--- begin Entries supplied ---
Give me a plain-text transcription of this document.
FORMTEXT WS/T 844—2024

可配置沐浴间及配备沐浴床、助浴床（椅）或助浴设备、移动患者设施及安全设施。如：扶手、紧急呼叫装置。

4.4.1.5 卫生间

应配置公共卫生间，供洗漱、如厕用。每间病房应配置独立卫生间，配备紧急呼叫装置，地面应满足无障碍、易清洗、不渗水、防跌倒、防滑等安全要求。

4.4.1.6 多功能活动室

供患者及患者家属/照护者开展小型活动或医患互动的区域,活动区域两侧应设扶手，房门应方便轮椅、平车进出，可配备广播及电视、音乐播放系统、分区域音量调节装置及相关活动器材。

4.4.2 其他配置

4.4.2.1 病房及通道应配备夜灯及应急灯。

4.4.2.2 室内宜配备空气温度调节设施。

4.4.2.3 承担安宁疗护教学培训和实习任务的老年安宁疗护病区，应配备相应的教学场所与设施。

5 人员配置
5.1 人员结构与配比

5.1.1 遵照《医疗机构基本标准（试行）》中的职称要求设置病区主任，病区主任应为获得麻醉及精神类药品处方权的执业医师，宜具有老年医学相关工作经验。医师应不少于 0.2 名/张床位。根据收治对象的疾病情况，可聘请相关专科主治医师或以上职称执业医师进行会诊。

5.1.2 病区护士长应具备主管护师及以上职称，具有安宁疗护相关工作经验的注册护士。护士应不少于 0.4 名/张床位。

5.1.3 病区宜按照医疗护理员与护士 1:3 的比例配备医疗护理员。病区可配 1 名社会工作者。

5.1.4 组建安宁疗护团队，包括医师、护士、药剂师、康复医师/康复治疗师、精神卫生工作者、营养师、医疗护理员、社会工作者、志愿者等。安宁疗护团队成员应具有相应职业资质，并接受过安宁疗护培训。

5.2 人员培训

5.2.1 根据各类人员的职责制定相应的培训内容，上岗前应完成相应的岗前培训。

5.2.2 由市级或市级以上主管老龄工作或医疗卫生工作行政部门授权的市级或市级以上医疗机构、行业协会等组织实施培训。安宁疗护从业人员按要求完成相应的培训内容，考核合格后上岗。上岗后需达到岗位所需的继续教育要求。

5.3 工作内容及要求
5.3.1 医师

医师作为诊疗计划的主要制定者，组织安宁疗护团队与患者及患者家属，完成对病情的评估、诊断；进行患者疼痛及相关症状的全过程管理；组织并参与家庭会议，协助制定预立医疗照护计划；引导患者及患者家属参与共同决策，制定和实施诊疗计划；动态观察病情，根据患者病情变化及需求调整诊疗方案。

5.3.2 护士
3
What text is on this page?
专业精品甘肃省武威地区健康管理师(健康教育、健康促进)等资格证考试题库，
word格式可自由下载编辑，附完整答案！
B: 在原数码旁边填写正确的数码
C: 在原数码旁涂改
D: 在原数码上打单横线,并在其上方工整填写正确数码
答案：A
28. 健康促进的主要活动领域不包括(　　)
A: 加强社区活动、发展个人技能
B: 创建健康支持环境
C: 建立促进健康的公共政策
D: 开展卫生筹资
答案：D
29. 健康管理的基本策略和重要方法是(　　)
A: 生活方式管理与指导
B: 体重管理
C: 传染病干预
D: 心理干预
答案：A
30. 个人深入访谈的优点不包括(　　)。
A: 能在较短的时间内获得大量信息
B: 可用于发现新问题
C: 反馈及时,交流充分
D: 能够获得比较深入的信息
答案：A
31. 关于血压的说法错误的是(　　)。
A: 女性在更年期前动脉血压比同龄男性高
--- end Entries supplied ---
Exercise directions: Write out every entry exactly as given.

The response:
Give me a plain-text transcription of this document.
FORMTEXT WS/T 844—2024

可配置沐浴间及配备沐浴床、助浴床（椅）或助浴设备、移动患者设施及安全设施。如：扶手、紧急呼叫装置。

4.4.1.5 卫生间

应配置公共卫生间，供洗漱、如厕用。每间病房应配置独立卫生间，配备紧急呼叫装置，地面应满足无障碍、易清洗、不渗水、防跌倒、防滑等安全要求。

4.4.1.6 多功能活动室

供患者及患者家属/照护者开展小型活动或医患互动的区域,活动区域两侧应设扶手，房门应方便轮椅、平车进出，可配备广播及电视、音乐播放系统、分区域音量调节装置及相关活动器材。

4.4.2 其他配置

4.4.2.1 病房及通道应配备夜灯及应急灯。

4.4.2.2 室内宜配备空气温度调节设施。

4.4.2.3 承担安宁疗护教学培训和实习任务的老年安宁疗护病区，应配备相应的教学场所与设施。

5 人员配置
5.1 人员结构与配比

5.1.1 遵照《医疗机构基本标准（试行）》中的职称要求设置病区主任，病区主任应为获得麻醉及精神类药品处方权的执业医师，宜具有老年医学相关工作经验。医师应不少于 0.2 名/张床位。根据收治对象的疾病情况，可聘请相关专科主治医师或以上职称执业医师进行会诊。

5.1.2 病区护士长应具备主管护师及以上职称，具有安宁疗护相关工作经验的注册护士。护士应不少于 0.4 名/张床位。

5.1.3 病区宜按照医疗护理员与护士 1:3 的比例配备医疗护理员。病区可配 1 名社会工作者。

5.1.4 组建安宁疗护团队，包括医师、护士、药剂师、康复医师/康复治疗师、精神卫生工作者、营养师、医疗护理员、社会工作者、志愿者等。安宁疗护团队成员应具有相应职业资质，并接受过安宁疗护培训。

5.2 人员培训

5.2.1 根据各类人员的职责制定相应的培训内容，上岗前应完成相应的岗前培训。

5.2.2 由市级或市级以上主管老龄工作或医疗卫生工作行政部门授权的市级或市级以上医疗机构、行业协会等组织实施培训。安宁疗护从业人员按要求完成相应的培训内容，考核合格后上岗。上岗后需达到岗位所需的继续教育要求。

5.3 工作内容及要求
5.3.1 医师

医师作为诊疗计划的主要制定者，组织安宁疗护团队与患者及患者家属，完成对病情的评估、诊断；进行患者疼痛及相关症状的全过程管理；组织并参与家庭会议，协助制定预立医疗照护计划；引导患者及患者家属参与共同决策，制定和实施诊疗计划；动态观察病情，根据患者病情变化及需求调整诊疗方案。

5.3.2 护士
3
What text is on this page?
专业精品甘肃省武威地区健康管理师(健康教育、健康促进)等资格证考试题库，
word格式可自由下载编辑，附完整答案！
B: 在原数码旁边填写正确的数码
C: 在原数码旁涂改
D: 在原数码上打单横线,并在其上方工整填写正确数码
答案：A
28. 健康促进的主要活动领域不包括(　　)
A: 加强社区活动、发展个人技能
B: 创建健康支持环境
C: 建立促进健康的公共政策
D: 开展卫生筹资
答案：D
29. 健康管理的基本策略和重要方法是(　　)
A: 生活方式管理与指导
B: 体重管理
C: 传染病干预
D: 心理干预
答案：A
30. 个人深入访谈的优点不包括(　　)。
A: 能在较短的时间内获得大量信息
B: 可用于发现新问题
C: 反馈及时,交流充分
D: 能够获得比较深入的信息
答案：A
31. 关于血压的说法错误的是(　　)。
A: 女性在更年期前动脉血压比同龄男性高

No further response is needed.